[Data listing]
##############################

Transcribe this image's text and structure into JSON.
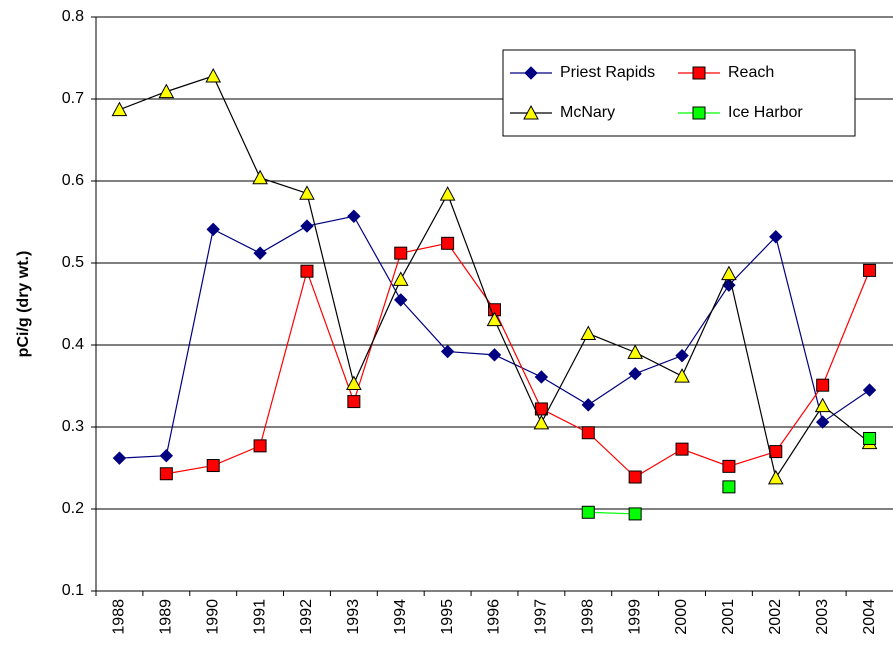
{
  "chart_data": {
    "type": "line",
    "y_label": "pCi/g (dry wt.)",
    "categories": [
      "1988",
      "1989",
      "1990",
      "1991",
      "1992",
      "1993",
      "1994",
      "1995",
      "1996",
      "1997",
      "1998",
      "1999",
      "2000",
      "2001",
      "2002",
      "2003",
      "2004"
    ],
    "ylim": [
      0.1,
      0.8
    ],
    "yticks": [
      0.1,
      0.2,
      0.3,
      0.4,
      0.5,
      0.6,
      0.7,
      0.8
    ],
    "grid": true,
    "series": [
      {
        "name": "Priest Rapids",
        "color": "#000080",
        "line_color": "#000080",
        "marker": "diamond",
        "values": [
          0.262,
          0.265,
          0.541,
          0.512,
          0.545,
          0.557,
          0.455,
          0.392,
          0.388,
          0.361,
          0.327,
          0.365,
          0.387,
          0.473,
          0.532,
          0.306,
          0.345
        ]
      },
      {
        "name": "Reach",
        "color": "#ff0000",
        "line_color": "#ff0000",
        "marker": "square",
        "values": [
          null,
          0.243,
          0.253,
          0.277,
          0.49,
          0.331,
          0.512,
          0.524,
          0.443,
          0.322,
          0.293,
          0.239,
          0.273,
          0.252,
          0.27,
          0.351,
          0.491
        ]
      },
      {
        "name": "McNary",
        "color": "#ffff00",
        "line_color": "#000000",
        "marker": "triangle",
        "values": [
          0.687,
          0.709,
          0.728,
          0.604,
          0.585,
          0.353,
          0.48,
          0.584,
          0.431,
          0.305,
          0.414,
          0.391,
          0.362,
          0.487,
          0.238,
          0.326,
          0.281
        ]
      },
      {
        "name": "Ice Harbor",
        "color": "#00ff00",
        "line_color": "#00ff00",
        "marker": "square",
        "values": [
          null,
          null,
          null,
          null,
          null,
          null,
          null,
          null,
          null,
          null,
          0.196,
          0.194,
          null,
          0.227,
          null,
          null,
          0.286
        ]
      }
    ]
  }
}
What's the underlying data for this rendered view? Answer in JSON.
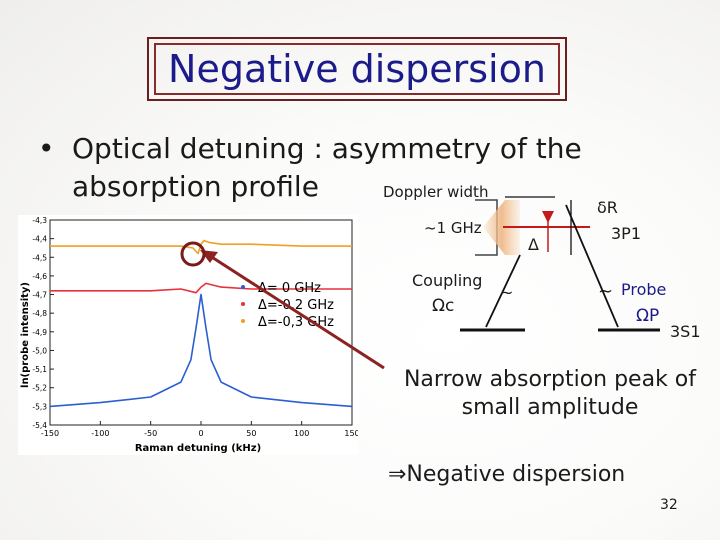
{
  "title": "Negative dispersion",
  "bullet": {
    "symbol": "•",
    "line1": "Optical detuning : asymmetry of the",
    "line2": "absorption profile"
  },
  "diagram": {
    "doppler_width": "Doppler width",
    "one_ghz": "~1 GHz",
    "coupling": "Coupling",
    "omega_c": "Ωc",
    "delta": "Δ",
    "delta_r": "δR",
    "level_upper": "3P1",
    "level_lower": "3S1",
    "probe": "Probe",
    "omega_p": "ΩP",
    "tilde": "~"
  },
  "notes": {
    "narrow_line1": "Narrow absorption peak of",
    "narrow_line2": "small amplitude",
    "negative": "⇒Negative dispersion"
  },
  "page_number": "32",
  "chart_data": {
    "type": "line",
    "xlabel": "Raman detuning (kHz)",
    "ylabel": "ln(probe intensity)",
    "xlim": [
      -150,
      150
    ],
    "ylim": [
      -5.4,
      -4.3
    ],
    "x_ticks": [
      "-150",
      "-100",
      "-50",
      "0",
      "50",
      "100",
      "150"
    ],
    "y_ticks": [
      "-4,3",
      "-4,4",
      "-4,5",
      "-4,6",
      "-4,7",
      "-4,8",
      "-4,9",
      "-5,0",
      "-5,1",
      "-5,2",
      "-5,3",
      "-5,4"
    ],
    "legend": [
      "Δ=   0 GHz",
      "Δ=-0,2 GHz",
      "Δ=-0,3 GHz"
    ],
    "legend_colors": [
      "#2b5fd0",
      "#e8303a",
      "#f0a020"
    ],
    "series": [
      {
        "name": "Δ=   0 GHz",
        "x": [
          -150,
          -100,
          -50,
          -20,
          -10,
          -5,
          0,
          5,
          10,
          20,
          50,
          100,
          150
        ],
        "y": [
          -5.3,
          -5.28,
          -5.25,
          -5.17,
          -5.05,
          -4.88,
          -4.7,
          -4.88,
          -5.05,
          -5.17,
          -5.25,
          -5.28,
          -5.3
        ]
      },
      {
        "name": "Δ=-0,2 GHz",
        "x": [
          -150,
          -100,
          -50,
          -20,
          -5,
          0,
          5,
          20,
          50,
          100,
          150
        ],
        "y": [
          -4.68,
          -4.68,
          -4.68,
          -4.67,
          -4.69,
          -4.66,
          -4.64,
          -4.66,
          -4.67,
          -4.67,
          -4.67
        ]
      },
      {
        "name": "Δ=-0,3 GHz",
        "x": [
          -150,
          -100,
          -50,
          -20,
          -8,
          -3,
          0,
          3,
          8,
          20,
          50,
          100,
          150
        ],
        "y": [
          -4.44,
          -4.44,
          -4.44,
          -4.44,
          -4.45,
          -4.48,
          -4.43,
          -4.41,
          -4.42,
          -4.43,
          -4.43,
          -4.44,
          -4.44
        ]
      }
    ]
  },
  "colors": {
    "title_text": "#1b1b8a",
    "frame": "#8a2a2a",
    "arrow": "#8b2323"
  }
}
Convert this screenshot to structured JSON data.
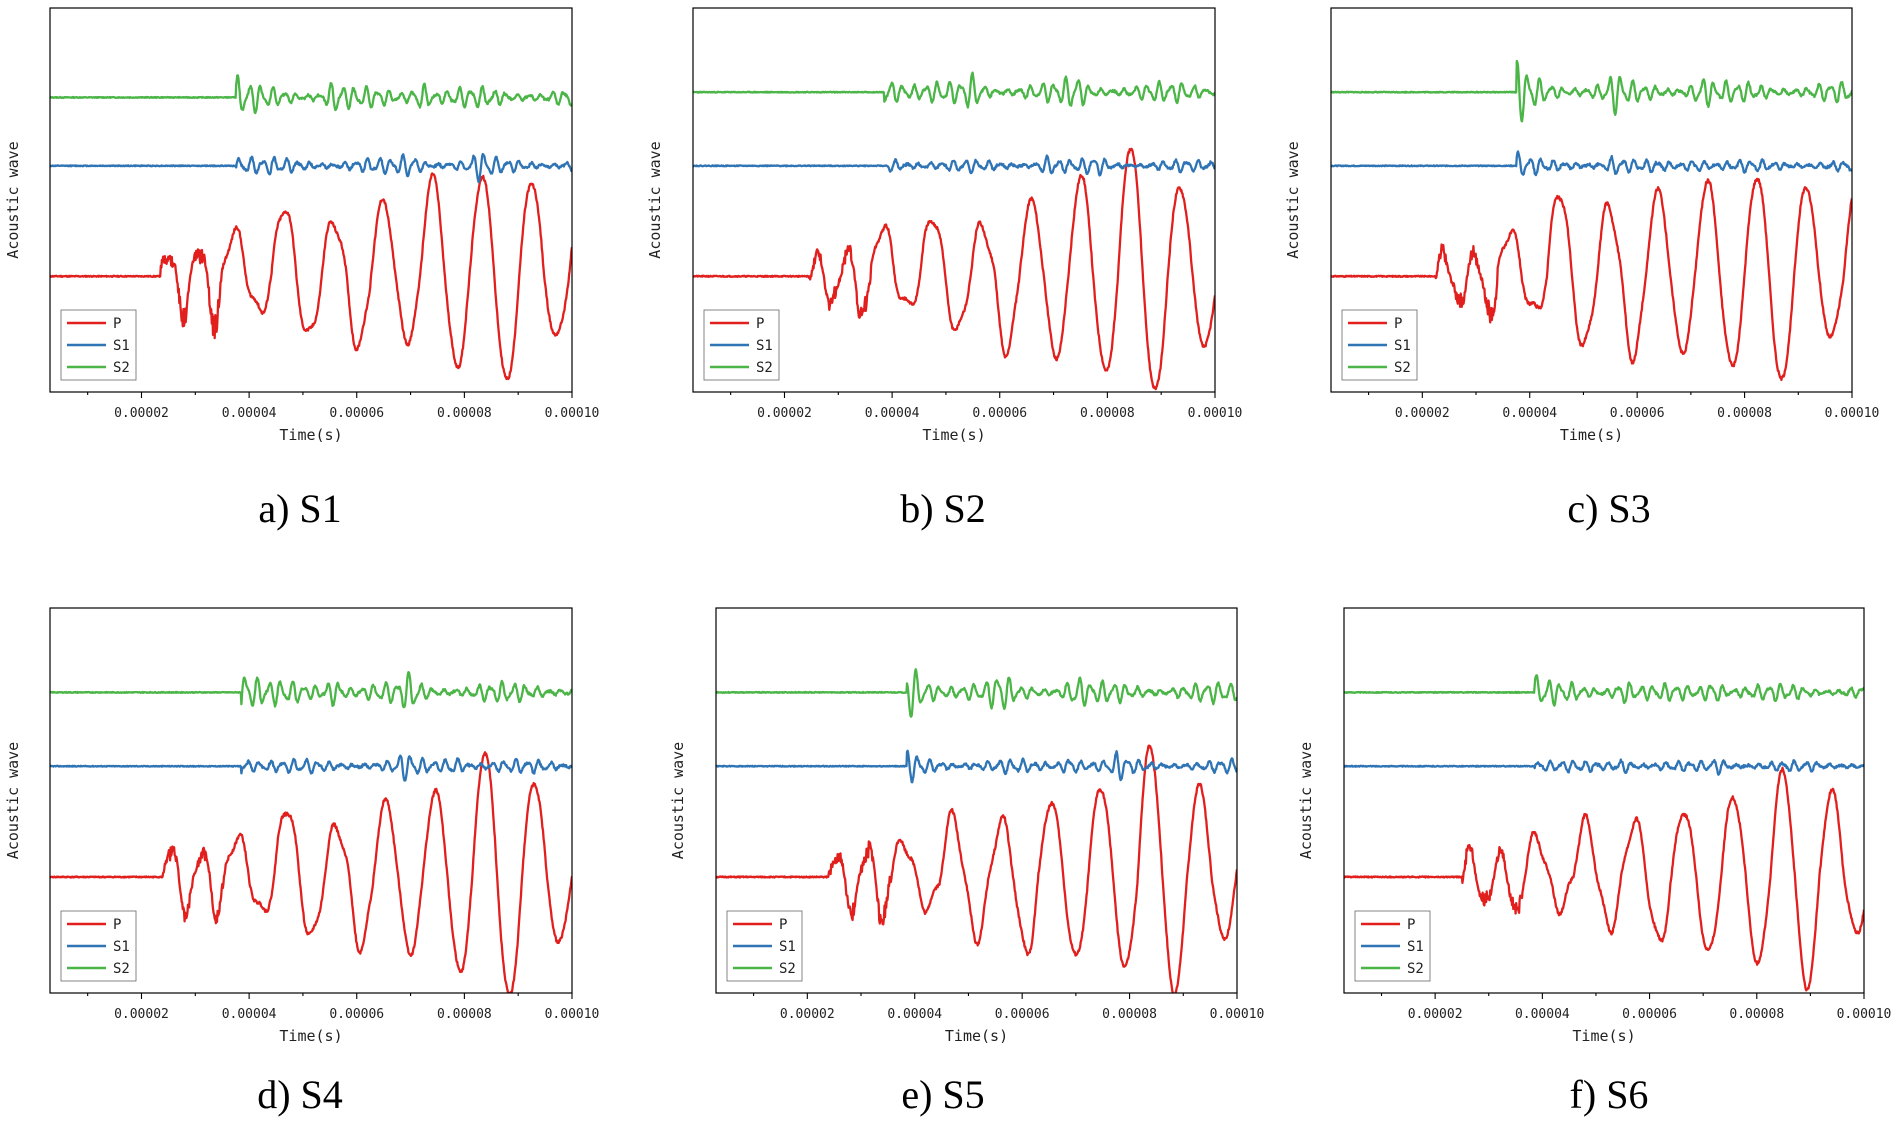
{
  "colors": {
    "P": "#e1201e",
    "S1": "#2f74b5",
    "S2": "#4bb548"
  },
  "chart_data": [
    {
      "id": "a",
      "caption": "a)  S1",
      "type": "line",
      "title": "",
      "xlabel": "Time(s)",
      "ylabel": "Acoustic wave",
      "xlim": [
        3e-06,
        0.0001
      ],
      "xticks": [
        2e-05,
        4e-05,
        6e-05,
        8e-05,
        0.0001
      ],
      "xtick_labels": [
        "0.00002",
        "0.00004",
        "0.00006",
        "0.00008",
        "0.00010"
      ],
      "legend": [
        "P",
        "S1",
        "S2"
      ],
      "legend_loc": "lower-left",
      "series": [
        {
          "name": "P",
          "onset": 2.35e-05,
          "baseline": -1.0,
          "amp": 0.55,
          "seed": 11,
          "spikes": [
            0.5,
            -0.8,
            0.6,
            -1.0
          ],
          "peaks": [
            0.45,
            -0.35,
            0.7,
            -0.6,
            0.55,
            -0.7,
            0.75,
            -0.65,
            1.0,
            -0.9,
            1.0,
            -1.05,
            0.95,
            -0.6,
            0.75,
            -0.55,
            0.6
          ]
        },
        {
          "name": "S1",
          "onset": 3.75e-05,
          "baseline": 0.05,
          "amp": 0.09,
          "seed": 12,
          "burst": 0.7,
          "late": [
            7e-05,
            8.3e-05
          ]
        },
        {
          "name": "S2",
          "onset": 3.75e-05,
          "baseline": 0.7,
          "amp": 0.12,
          "seed": 13,
          "burst": 1.1,
          "late": [
            5.6e-05,
            7.2e-05
          ]
        }
      ]
    },
    {
      "id": "b",
      "caption": "b)  S2",
      "type": "line",
      "title": "",
      "xlabel": "Time(s)",
      "ylabel": "Acoustic wave",
      "xlim": [
        3e-06,
        0.0001
      ],
      "xticks": [
        2e-05,
        4e-05,
        6e-05,
        8e-05,
        0.0001
      ],
      "xtick_labels": [
        "0.00002",
        "0.00004",
        "0.00006",
        "0.00008",
        "0.00010"
      ],
      "legend": [
        "P",
        "S1",
        "S2"
      ],
      "legend_loc": "lower-left",
      "series": [
        {
          "name": "P",
          "onset": 2.45e-05,
          "baseline": -1.0,
          "amp": 0.55,
          "seed": 21,
          "spikes": [
            0.4,
            -0.6,
            0.5,
            -0.9
          ],
          "peaks": [
            0.5,
            -0.3,
            0.6,
            -0.55,
            0.5,
            -0.75,
            0.75,
            -0.8,
            1.0,
            -0.95,
            1.3,
            -1.15,
            0.9,
            -0.7,
            0.7,
            -0.5,
            0.45
          ]
        },
        {
          "name": "S1",
          "onset": 3.9e-05,
          "baseline": 0.05,
          "amp": 0.07,
          "seed": 22,
          "burst": 0.8,
          "late": [
            6.9e-05,
            7.8e-05
          ]
        },
        {
          "name": "S2",
          "onset": 3.85e-05,
          "baseline": 0.75,
          "amp": 0.12,
          "seed": 23,
          "burst": 1.3,
          "late": [
            5.5e-05,
            7.4e-05
          ]
        }
      ]
    },
    {
      "id": "c",
      "caption": "c)  S3",
      "type": "line",
      "title": "",
      "xlabel": "Time(s)",
      "ylabel": "Acoustic wave",
      "xlim": [
        3e-06,
        0.0001
      ],
      "xticks": [
        2e-05,
        4e-05,
        6e-05,
        8e-05,
        0.0001
      ],
      "xtick_labels": [
        "0.00002",
        "0.00004",
        "0.00006",
        "0.00008",
        "0.00010"
      ],
      "legend": [
        "P",
        "S1",
        "S2"
      ],
      "legend_loc": "lower-left",
      "series": [
        {
          "name": "P",
          "onset": 2.25e-05,
          "baseline": -1.0,
          "amp": 0.55,
          "seed": 31,
          "spikes": [
            0.5,
            -0.6,
            0.4,
            -0.9
          ],
          "peaks": [
            0.45,
            -0.35,
            0.85,
            -0.7,
            0.7,
            -0.8,
            0.85,
            -0.75,
            0.95,
            -0.9,
            1.0,
            -1.05,
            0.9,
            -0.6,
            0.85,
            -0.5,
            0.4
          ]
        },
        {
          "name": "S1",
          "onset": 3.75e-05,
          "baseline": 0.05,
          "amp": 0.07,
          "seed": 32,
          "burst": 1.2,
          "late": [
            5.6e-05,
            7.1e-05
          ]
        },
        {
          "name": "S2",
          "onset": 3.75e-05,
          "baseline": 0.75,
          "amp": 0.12,
          "seed": 33,
          "burst": 2.2,
          "late": [
            5.6e-05,
            7.2e-05
          ]
        }
      ]
    },
    {
      "id": "d",
      "caption": "d)  S4",
      "type": "line",
      "title": "",
      "xlabel": "Time(s)",
      "ylabel": "Acoustic wave",
      "xlim": [
        3e-06,
        0.0001
      ],
      "xticks": [
        2e-05,
        4e-05,
        6e-05,
        8e-05,
        0.0001
      ],
      "xtick_labels": [
        "0.00002",
        "0.00004",
        "0.00006",
        "0.00008",
        "0.00010"
      ],
      "legend": [
        "P",
        "S1",
        "S2"
      ],
      "legend_loc": "lower-left",
      "series": [
        {
          "name": "P",
          "onset": 2.4e-05,
          "baseline": -1.0,
          "amp": 0.55,
          "seed": 41,
          "spikes": [
            0.6,
            -0.8,
            0.5,
            -0.8
          ],
          "peaks": [
            0.4,
            -0.35,
            0.7,
            -0.6,
            0.5,
            -0.7,
            0.75,
            -0.75,
            0.85,
            -0.95,
            1.25,
            -1.2,
            0.95,
            -0.65,
            0.75,
            -0.5,
            0.55
          ]
        },
        {
          "name": "S1",
          "onset": 3.85e-05,
          "baseline": 0.05,
          "amp": 0.08,
          "seed": 42,
          "burst": 1.0,
          "late": [
            6.9e-05,
            7.8e-05
          ]
        },
        {
          "name": "S2",
          "onset": 3.85e-05,
          "baseline": 0.75,
          "amp": 0.12,
          "seed": 43,
          "burst": 2.0,
          "late": [
            5.6e-05,
            7e-05
          ]
        }
      ]
    },
    {
      "id": "e",
      "caption": "e)  S5",
      "type": "line",
      "title": "",
      "xlabel": "Time(s)",
      "ylabel": "Acoustic wave",
      "xlim": [
        3e-06,
        0.0001
      ],
      "xticks": [
        2e-05,
        4e-05,
        6e-05,
        8e-05,
        0.0001
      ],
      "xtick_labels": [
        "0.00002",
        "0.00004",
        "0.00006",
        "0.00008",
        "0.00010"
      ],
      "legend": [
        "P",
        "S1",
        "S2"
      ],
      "legend_loc": "lower-left",
      "series": [
        {
          "name": "P",
          "onset": 2.4e-05,
          "baseline": -1.0,
          "amp": 0.55,
          "seed": 51,
          "spikes": [
            0.5,
            -0.7,
            0.6,
            -0.9
          ],
          "peaks": [
            0.35,
            -0.3,
            0.6,
            -0.6,
            0.55,
            -0.75,
            0.75,
            -0.8,
            0.9,
            -0.9,
            1.3,
            -1.15,
            0.9,
            -0.6,
            0.7,
            -0.55,
            0.45
          ]
        },
        {
          "name": "S1",
          "onset": 3.85e-05,
          "baseline": 0.05,
          "amp": 0.08,
          "seed": 52,
          "burst": 1.4,
          "late": [
            6.9e-05,
            7.8e-05
          ]
        },
        {
          "name": "S2",
          "onset": 3.85e-05,
          "baseline": 0.75,
          "amp": 0.12,
          "seed": 53,
          "burst": 2.4,
          "late": [
            5.6e-05,
            7e-05
          ]
        }
      ]
    },
    {
      "id": "f",
      "caption": "f)  S6",
      "type": "line",
      "title": "",
      "xlabel": "Time(s)",
      "ylabel": "Acoustic wave",
      "xlim": [
        3e-06,
        0.0001
      ],
      "xticks": [
        2e-05,
        4e-05,
        6e-05,
        8e-05,
        0.0001
      ],
      "xtick_labels": [
        "0.00002",
        "0.00004",
        "0.00006",
        "0.00008",
        "0.00010"
      ],
      "legend": [
        "P",
        "S1",
        "S2"
      ],
      "legend_loc": "lower-left",
      "series": [
        {
          "name": "P",
          "onset": 2.5e-05,
          "baseline": -1.0,
          "amp": 0.55,
          "seed": 61,
          "spikes": [
            0.5,
            -0.6,
            0.45,
            -0.8
          ],
          "peaks": [
            0.4,
            -0.3,
            0.55,
            -0.5,
            0.55,
            -0.65,
            0.65,
            -0.75,
            0.8,
            -0.85,
            1.05,
            -1.1,
            0.85,
            -0.55,
            0.7,
            -0.45,
            0.5
          ]
        },
        {
          "name": "S1",
          "onset": 3.85e-05,
          "baseline": 0.05,
          "amp": 0.06,
          "seed": 62,
          "burst": 0.7,
          "late": [
            5.5e-05,
            7.3e-05
          ]
        },
        {
          "name": "S2",
          "onset": 3.85e-05,
          "baseline": 0.75,
          "amp": 0.1,
          "seed": 63,
          "burst": 1.2,
          "late": [
            5.5e-05,
            7.2e-05
          ]
        }
      ]
    }
  ]
}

##############################

Work to complete: Collect from the data above every line that includes "dispersion".

Task response:
  "title": "Negative dispersion",
    "negative": "⇒Negative dispersion"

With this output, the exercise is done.